- **EXERCISE DESCRIPTION**
Within the data that follows, how many lines carry the string "完成下列问题"? Give the number alone.

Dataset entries
════════

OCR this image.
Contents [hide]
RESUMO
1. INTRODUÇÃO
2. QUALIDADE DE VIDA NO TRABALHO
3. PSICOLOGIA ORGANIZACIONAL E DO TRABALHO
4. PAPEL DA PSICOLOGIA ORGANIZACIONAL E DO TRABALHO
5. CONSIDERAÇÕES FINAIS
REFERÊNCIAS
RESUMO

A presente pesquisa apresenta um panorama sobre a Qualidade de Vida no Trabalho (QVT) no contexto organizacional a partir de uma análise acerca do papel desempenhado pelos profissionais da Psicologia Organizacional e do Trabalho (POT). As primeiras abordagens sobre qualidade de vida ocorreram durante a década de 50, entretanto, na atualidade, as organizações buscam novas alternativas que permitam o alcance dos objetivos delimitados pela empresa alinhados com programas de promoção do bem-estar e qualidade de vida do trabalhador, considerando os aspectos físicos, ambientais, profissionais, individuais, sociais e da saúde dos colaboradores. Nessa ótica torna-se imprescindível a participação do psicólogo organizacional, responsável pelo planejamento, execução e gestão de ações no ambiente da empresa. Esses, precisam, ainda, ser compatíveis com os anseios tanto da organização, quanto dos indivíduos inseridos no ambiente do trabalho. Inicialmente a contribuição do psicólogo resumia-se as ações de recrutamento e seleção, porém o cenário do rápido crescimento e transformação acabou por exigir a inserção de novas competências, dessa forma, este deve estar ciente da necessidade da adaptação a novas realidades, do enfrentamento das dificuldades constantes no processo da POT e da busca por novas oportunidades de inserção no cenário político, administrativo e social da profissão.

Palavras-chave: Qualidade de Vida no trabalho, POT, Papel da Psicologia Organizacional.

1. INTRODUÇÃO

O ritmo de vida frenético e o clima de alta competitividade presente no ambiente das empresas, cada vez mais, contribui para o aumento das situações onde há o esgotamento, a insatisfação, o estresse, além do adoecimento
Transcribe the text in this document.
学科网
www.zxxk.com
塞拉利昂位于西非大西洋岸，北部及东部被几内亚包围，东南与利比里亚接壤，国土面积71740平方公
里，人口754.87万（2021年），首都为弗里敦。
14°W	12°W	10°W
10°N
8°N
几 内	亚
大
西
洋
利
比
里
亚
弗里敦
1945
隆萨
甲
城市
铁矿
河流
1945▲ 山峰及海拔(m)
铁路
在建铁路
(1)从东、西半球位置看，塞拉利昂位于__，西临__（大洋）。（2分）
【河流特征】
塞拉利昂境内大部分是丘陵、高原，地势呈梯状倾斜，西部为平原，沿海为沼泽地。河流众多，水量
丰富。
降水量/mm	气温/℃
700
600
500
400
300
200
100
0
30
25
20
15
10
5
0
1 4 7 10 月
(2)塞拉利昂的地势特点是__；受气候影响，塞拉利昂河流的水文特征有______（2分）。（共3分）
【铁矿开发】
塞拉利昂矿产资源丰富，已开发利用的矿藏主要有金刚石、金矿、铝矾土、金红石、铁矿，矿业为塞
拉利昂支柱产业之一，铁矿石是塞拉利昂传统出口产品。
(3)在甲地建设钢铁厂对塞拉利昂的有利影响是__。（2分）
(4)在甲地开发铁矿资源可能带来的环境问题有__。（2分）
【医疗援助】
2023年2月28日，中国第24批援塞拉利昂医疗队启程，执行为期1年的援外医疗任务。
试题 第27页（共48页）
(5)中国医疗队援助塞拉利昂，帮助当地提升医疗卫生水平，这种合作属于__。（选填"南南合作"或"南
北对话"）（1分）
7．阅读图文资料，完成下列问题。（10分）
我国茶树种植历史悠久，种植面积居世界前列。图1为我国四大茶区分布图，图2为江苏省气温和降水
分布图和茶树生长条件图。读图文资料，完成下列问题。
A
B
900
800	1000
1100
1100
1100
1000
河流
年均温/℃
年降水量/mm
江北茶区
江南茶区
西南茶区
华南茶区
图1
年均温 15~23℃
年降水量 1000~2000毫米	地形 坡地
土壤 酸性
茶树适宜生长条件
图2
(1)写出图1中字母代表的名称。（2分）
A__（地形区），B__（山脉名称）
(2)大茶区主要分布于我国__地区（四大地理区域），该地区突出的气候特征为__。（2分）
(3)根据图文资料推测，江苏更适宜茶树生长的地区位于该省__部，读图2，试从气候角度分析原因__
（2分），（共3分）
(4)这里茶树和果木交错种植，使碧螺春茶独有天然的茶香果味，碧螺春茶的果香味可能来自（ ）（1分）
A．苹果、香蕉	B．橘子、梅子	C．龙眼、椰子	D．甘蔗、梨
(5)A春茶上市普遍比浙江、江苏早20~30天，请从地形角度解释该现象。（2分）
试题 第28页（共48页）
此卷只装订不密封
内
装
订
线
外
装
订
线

════════

- **TASK OUTPUT**
2